• [WHAT TO PRODUCE]:
Only a number is wanted: how many lines in these records contain the word "does"?

##########

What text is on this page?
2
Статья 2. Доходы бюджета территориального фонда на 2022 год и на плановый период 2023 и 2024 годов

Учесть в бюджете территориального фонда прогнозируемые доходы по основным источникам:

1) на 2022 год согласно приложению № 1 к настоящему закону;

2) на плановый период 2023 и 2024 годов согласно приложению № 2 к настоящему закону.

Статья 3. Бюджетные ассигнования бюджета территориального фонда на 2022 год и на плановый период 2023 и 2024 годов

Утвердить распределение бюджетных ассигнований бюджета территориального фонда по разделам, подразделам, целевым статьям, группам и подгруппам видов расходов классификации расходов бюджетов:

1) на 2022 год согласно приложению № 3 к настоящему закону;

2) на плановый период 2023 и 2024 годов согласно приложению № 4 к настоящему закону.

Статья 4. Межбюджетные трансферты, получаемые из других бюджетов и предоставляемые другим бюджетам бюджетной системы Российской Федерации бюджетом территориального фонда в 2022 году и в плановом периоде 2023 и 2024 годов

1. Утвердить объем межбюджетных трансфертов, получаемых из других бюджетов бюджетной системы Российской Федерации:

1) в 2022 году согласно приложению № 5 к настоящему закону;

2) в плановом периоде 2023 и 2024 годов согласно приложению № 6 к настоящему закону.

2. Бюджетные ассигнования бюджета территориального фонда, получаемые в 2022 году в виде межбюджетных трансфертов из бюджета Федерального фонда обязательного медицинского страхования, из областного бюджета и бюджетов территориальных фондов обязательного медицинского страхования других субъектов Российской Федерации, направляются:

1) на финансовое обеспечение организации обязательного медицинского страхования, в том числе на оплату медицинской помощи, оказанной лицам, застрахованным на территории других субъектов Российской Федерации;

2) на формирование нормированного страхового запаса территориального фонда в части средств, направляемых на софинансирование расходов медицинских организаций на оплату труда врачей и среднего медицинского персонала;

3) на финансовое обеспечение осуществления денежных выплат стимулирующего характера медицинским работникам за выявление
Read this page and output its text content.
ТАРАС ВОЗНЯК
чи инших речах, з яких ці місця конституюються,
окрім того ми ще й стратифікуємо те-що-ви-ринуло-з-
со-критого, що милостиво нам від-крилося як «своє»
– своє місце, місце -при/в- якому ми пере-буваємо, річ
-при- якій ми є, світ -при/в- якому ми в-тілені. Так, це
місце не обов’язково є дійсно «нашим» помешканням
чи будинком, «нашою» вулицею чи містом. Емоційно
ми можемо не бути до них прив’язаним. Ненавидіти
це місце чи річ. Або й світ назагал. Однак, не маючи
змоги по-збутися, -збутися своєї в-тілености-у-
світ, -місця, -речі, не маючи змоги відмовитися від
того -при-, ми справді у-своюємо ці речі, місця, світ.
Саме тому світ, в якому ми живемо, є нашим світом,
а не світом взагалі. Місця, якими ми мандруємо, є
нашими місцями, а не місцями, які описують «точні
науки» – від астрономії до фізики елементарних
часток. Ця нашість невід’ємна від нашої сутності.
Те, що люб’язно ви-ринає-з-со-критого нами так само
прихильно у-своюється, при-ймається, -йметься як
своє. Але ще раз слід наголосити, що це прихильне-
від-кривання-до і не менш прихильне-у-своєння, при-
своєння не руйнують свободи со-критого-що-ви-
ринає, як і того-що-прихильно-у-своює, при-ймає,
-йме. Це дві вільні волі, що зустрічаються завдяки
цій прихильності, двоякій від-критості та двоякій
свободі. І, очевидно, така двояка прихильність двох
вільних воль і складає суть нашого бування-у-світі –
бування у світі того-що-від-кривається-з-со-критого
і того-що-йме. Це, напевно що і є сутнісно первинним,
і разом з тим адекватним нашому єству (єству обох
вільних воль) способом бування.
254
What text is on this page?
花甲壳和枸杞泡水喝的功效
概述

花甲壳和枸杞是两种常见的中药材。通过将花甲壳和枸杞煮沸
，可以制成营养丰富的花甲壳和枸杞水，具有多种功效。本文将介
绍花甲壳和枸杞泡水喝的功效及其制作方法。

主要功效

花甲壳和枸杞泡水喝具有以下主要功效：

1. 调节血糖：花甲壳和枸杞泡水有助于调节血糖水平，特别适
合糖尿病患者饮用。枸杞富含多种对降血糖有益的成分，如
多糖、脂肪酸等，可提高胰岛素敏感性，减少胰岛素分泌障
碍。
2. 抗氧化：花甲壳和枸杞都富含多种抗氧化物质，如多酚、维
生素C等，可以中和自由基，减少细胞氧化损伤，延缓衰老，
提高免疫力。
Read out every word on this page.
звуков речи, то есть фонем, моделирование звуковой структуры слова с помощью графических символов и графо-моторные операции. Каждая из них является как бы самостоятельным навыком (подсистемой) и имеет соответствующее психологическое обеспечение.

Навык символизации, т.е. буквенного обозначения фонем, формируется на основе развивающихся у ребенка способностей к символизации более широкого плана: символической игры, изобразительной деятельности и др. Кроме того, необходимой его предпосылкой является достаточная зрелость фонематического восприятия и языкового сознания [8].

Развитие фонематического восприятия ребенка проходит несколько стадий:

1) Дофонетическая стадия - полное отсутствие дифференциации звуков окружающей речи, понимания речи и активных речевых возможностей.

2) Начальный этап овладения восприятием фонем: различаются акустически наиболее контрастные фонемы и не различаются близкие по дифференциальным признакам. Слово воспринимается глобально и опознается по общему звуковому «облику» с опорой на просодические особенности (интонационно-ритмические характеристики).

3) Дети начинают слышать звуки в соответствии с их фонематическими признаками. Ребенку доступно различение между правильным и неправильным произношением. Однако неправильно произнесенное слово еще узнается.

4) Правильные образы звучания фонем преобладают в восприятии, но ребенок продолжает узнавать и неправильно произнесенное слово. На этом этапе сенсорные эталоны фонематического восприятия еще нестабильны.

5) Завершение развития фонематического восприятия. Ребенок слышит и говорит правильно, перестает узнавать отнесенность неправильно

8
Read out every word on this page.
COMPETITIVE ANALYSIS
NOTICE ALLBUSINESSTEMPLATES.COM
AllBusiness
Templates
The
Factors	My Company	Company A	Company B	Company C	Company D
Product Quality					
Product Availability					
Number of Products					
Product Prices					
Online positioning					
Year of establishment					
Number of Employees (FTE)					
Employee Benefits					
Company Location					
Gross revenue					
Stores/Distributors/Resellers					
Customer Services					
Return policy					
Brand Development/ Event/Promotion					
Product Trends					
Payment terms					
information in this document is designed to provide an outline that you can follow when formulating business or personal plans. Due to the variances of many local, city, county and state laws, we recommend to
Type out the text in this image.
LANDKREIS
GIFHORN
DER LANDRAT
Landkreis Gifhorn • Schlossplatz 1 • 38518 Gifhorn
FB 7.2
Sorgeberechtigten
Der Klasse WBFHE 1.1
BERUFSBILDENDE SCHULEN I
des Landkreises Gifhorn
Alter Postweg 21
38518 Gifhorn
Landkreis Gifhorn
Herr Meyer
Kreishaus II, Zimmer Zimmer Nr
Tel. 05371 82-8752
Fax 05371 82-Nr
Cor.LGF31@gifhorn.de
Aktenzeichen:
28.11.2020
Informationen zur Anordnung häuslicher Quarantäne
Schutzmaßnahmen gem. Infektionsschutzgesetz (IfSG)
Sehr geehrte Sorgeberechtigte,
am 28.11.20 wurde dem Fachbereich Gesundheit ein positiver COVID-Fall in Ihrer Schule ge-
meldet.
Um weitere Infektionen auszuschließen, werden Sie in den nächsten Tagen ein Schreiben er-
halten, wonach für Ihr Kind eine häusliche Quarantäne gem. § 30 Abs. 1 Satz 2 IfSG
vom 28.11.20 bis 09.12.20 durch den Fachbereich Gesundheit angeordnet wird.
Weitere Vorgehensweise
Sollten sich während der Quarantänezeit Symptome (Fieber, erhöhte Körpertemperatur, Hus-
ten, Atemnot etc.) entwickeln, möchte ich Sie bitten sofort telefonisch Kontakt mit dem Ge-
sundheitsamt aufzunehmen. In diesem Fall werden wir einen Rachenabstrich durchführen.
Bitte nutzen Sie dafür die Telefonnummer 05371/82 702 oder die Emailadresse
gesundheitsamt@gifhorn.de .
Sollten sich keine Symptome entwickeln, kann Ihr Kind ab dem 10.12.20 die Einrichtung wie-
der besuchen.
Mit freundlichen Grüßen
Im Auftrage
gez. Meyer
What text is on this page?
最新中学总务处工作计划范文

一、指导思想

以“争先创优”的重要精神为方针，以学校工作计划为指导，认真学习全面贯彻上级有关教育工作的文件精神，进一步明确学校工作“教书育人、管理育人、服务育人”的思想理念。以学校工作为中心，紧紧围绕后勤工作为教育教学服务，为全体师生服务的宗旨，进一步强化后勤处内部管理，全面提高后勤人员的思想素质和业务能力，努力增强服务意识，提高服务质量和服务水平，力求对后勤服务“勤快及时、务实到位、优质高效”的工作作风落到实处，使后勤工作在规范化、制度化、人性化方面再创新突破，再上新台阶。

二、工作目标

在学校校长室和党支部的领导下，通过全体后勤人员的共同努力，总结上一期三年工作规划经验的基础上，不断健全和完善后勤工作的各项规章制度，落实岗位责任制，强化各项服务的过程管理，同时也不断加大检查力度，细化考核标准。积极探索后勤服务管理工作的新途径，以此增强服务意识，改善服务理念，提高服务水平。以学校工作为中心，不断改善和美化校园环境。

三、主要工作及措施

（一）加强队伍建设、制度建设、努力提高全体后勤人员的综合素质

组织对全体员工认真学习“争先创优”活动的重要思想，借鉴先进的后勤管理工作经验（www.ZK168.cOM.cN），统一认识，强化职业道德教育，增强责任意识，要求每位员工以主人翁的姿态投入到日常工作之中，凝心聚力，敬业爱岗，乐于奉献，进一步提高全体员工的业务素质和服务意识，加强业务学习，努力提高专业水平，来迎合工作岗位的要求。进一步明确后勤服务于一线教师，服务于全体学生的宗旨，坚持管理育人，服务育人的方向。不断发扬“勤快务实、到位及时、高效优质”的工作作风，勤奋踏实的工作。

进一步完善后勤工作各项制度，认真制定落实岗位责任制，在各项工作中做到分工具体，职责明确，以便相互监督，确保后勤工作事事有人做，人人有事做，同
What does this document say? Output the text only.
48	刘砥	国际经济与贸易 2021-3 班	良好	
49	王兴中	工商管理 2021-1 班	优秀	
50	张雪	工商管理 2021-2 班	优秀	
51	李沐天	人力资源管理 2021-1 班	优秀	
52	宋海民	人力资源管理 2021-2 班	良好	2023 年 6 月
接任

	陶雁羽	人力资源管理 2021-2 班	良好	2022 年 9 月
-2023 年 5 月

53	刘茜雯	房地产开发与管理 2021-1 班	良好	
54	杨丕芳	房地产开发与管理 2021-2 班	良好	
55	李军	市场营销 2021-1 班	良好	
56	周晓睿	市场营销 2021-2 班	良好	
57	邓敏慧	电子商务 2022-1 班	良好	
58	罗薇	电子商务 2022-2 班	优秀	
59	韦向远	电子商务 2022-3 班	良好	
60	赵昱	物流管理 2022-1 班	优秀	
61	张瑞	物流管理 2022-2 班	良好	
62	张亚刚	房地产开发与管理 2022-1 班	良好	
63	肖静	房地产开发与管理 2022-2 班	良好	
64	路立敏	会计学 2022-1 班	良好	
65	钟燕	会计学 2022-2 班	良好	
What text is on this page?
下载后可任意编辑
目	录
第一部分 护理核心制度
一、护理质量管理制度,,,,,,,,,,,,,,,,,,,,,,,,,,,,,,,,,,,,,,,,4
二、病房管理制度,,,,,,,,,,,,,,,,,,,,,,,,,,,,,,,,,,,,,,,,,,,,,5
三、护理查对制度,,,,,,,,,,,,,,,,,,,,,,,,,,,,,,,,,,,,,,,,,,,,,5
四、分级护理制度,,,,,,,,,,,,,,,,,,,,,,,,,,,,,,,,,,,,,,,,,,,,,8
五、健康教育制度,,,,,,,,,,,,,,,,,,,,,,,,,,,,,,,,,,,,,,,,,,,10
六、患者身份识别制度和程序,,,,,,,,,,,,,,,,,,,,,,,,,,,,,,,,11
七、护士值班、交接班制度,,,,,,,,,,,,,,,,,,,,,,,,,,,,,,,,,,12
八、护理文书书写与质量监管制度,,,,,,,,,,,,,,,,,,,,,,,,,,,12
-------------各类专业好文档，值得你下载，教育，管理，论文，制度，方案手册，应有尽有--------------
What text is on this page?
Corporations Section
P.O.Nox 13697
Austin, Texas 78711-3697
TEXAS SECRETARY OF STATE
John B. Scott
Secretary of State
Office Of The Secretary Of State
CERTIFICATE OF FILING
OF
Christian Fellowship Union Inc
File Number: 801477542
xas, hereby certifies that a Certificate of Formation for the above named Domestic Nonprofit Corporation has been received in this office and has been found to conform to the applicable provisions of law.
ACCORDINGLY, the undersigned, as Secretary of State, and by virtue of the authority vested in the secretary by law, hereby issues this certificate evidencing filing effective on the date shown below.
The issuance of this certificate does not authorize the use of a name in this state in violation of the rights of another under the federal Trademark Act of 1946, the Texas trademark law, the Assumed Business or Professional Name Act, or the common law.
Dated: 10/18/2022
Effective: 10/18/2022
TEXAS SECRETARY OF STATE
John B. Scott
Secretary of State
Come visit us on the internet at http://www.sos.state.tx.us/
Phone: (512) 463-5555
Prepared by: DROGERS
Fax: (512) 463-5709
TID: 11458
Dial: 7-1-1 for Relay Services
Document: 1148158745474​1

##########

• [EXERCISE ANSWER]:
2